- _BRIEF_: Report every line below that holds the word "Sciences".

- _DATASET EXTRACT_:

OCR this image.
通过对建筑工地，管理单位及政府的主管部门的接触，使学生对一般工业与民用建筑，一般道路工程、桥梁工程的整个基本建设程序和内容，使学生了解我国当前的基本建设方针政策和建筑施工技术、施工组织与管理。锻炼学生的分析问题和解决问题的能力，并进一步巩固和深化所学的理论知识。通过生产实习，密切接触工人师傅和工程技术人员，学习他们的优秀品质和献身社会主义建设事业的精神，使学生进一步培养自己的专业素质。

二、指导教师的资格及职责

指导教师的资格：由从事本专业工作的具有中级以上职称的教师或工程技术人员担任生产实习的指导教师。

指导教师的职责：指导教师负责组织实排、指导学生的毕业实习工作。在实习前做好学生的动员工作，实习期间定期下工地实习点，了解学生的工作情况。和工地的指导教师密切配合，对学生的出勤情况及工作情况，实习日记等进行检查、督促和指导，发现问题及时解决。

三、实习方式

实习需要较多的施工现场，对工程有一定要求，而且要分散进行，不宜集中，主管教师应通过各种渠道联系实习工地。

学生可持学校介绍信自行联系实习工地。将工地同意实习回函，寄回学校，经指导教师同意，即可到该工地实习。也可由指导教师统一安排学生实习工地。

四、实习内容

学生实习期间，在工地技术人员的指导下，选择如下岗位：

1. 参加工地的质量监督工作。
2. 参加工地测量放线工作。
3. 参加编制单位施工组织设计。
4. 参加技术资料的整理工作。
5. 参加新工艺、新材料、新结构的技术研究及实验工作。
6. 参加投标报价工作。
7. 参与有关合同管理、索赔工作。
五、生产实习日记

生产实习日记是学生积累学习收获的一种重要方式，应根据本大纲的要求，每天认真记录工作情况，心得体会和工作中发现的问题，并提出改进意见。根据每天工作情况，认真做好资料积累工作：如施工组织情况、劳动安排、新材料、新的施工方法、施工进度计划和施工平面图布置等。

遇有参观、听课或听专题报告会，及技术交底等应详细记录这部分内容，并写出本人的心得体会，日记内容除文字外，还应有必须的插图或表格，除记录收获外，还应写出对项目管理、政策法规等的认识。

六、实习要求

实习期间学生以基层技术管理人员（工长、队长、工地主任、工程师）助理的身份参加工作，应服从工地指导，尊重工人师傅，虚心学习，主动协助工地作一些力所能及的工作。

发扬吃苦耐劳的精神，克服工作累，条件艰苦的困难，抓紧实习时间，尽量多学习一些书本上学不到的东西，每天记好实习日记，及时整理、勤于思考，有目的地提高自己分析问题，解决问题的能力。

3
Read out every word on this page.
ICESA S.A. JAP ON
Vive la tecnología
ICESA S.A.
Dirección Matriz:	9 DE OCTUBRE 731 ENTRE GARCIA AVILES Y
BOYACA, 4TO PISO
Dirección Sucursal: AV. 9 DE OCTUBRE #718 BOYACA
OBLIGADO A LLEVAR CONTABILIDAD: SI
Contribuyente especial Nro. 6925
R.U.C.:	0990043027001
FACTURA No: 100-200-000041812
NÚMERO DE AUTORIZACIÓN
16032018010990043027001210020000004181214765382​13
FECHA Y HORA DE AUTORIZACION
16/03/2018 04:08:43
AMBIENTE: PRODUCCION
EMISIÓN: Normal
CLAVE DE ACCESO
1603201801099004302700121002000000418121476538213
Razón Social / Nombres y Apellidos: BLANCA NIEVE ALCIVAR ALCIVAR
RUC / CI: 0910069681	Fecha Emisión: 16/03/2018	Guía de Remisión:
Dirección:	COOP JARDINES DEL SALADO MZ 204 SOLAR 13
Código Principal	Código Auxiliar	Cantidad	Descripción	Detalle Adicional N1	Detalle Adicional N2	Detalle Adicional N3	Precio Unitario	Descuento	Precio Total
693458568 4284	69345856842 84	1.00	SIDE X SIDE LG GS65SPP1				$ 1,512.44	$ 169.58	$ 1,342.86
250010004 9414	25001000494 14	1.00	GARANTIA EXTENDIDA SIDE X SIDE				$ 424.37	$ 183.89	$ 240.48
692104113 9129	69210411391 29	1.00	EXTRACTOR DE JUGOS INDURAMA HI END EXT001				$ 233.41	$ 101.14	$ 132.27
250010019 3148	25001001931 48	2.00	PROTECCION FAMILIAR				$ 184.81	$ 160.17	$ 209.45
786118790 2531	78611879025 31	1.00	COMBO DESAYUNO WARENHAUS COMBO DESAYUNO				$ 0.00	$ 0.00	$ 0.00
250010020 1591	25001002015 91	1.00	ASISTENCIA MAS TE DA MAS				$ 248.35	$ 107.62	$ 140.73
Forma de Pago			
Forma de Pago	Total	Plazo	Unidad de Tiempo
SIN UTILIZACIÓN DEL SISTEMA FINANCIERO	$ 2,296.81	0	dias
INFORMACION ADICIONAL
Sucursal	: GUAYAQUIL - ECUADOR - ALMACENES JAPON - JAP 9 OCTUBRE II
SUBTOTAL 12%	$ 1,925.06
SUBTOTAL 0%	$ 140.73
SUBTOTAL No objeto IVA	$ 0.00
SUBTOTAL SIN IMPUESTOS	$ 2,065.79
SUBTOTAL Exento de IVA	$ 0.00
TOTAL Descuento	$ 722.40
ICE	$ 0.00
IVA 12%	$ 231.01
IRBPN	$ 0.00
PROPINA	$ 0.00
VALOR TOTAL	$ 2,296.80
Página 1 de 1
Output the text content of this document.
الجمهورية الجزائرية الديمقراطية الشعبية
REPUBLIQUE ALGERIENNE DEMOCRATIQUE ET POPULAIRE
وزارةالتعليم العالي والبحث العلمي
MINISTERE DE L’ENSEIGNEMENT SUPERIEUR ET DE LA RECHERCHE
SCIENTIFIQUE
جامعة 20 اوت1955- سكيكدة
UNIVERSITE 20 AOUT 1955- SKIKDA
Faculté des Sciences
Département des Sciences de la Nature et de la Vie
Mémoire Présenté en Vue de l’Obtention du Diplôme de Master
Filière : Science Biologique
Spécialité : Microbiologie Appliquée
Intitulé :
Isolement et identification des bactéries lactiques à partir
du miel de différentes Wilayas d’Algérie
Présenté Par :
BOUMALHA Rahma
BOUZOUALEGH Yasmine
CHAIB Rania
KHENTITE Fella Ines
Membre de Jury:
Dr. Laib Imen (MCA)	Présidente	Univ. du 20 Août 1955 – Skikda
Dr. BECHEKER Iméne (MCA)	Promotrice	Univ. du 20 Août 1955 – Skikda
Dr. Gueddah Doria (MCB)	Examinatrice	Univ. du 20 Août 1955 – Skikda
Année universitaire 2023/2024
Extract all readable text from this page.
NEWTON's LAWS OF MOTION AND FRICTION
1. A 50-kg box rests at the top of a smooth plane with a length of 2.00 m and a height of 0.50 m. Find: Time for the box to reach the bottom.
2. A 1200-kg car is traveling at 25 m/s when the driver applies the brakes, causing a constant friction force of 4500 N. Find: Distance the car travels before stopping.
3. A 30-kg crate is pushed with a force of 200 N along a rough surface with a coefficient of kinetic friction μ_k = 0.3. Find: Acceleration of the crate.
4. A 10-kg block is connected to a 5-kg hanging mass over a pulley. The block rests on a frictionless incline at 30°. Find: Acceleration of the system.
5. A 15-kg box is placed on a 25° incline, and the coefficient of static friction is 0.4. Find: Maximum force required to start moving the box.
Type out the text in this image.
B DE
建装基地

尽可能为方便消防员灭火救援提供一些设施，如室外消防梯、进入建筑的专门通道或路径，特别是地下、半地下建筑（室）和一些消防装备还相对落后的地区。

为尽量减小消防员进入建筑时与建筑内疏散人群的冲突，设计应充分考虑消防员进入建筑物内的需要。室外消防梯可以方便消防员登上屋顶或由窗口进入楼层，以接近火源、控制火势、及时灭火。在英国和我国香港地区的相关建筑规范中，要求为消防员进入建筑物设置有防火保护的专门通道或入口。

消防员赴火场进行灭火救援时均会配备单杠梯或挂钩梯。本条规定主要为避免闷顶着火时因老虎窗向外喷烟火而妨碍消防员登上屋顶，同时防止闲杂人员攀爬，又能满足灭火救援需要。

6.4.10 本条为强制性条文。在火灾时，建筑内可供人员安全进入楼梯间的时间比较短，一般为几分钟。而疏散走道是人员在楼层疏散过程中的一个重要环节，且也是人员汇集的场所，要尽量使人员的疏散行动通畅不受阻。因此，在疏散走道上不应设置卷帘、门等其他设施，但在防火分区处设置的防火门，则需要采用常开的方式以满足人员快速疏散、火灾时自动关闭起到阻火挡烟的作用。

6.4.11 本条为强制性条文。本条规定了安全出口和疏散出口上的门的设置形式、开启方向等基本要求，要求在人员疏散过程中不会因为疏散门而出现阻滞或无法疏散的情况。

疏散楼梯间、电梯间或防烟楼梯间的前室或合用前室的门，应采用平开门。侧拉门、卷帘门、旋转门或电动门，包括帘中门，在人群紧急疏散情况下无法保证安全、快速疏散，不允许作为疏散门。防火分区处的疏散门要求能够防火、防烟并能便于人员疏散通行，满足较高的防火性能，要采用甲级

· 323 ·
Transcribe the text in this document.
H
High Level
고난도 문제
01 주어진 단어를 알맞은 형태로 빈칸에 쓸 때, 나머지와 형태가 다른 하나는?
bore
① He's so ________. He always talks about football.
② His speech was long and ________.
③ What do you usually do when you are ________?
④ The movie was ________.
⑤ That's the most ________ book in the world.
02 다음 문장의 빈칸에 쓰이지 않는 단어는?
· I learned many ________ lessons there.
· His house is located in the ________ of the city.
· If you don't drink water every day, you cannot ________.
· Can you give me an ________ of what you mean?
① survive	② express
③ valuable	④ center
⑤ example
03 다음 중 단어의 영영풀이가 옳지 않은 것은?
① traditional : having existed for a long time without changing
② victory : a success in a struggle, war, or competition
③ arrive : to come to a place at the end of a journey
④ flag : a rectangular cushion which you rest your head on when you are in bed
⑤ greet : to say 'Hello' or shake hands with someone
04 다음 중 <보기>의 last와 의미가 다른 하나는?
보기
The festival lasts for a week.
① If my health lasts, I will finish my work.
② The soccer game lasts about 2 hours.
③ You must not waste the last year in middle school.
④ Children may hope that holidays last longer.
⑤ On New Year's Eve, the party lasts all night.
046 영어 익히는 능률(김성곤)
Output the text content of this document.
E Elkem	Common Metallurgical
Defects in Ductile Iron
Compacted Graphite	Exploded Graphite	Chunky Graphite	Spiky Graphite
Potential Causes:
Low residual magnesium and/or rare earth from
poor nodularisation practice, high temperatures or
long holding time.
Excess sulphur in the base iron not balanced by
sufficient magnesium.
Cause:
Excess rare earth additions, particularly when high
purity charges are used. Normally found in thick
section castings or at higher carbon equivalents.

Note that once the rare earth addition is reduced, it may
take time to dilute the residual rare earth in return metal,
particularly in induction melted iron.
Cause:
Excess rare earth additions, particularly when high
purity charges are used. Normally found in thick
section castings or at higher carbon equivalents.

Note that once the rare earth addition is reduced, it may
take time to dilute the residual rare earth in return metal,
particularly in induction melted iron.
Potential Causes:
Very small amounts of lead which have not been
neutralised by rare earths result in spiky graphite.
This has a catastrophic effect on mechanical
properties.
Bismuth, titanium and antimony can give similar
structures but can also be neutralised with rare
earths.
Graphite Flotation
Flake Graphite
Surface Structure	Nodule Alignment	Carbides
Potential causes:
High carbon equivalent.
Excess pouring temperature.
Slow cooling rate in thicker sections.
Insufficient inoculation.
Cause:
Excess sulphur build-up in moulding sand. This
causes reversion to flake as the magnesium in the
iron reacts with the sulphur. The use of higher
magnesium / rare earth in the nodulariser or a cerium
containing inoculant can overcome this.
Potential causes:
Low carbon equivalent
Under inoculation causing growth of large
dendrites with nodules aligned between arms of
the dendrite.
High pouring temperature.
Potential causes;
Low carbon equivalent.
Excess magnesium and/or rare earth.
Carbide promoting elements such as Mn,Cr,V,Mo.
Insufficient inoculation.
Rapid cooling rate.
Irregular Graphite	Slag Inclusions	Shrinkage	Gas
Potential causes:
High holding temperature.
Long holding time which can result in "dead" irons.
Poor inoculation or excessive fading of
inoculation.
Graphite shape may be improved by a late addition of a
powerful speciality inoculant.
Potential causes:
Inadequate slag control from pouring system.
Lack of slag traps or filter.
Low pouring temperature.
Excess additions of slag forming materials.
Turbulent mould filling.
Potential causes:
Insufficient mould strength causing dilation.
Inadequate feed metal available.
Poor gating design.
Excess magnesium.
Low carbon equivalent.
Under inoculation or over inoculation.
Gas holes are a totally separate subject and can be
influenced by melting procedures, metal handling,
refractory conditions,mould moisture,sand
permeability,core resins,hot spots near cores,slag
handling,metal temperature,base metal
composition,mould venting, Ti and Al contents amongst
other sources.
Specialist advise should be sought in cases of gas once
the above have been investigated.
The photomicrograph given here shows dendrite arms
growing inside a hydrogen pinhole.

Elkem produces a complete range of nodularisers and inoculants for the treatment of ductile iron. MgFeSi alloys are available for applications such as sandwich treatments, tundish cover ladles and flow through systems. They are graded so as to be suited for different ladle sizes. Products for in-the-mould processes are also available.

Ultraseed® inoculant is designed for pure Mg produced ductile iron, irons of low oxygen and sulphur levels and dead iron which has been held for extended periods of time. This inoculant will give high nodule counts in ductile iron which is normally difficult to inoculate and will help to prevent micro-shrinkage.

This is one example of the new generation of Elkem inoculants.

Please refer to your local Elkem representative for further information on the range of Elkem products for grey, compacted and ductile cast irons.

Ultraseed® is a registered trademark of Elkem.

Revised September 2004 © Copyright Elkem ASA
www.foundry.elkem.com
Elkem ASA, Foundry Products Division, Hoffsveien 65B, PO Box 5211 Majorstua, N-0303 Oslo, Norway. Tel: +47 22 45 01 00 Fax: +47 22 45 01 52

- _OUTPUT OF THE TASK_:
Faculté des Sciences
Département des Sciences de la Nature et de la Vie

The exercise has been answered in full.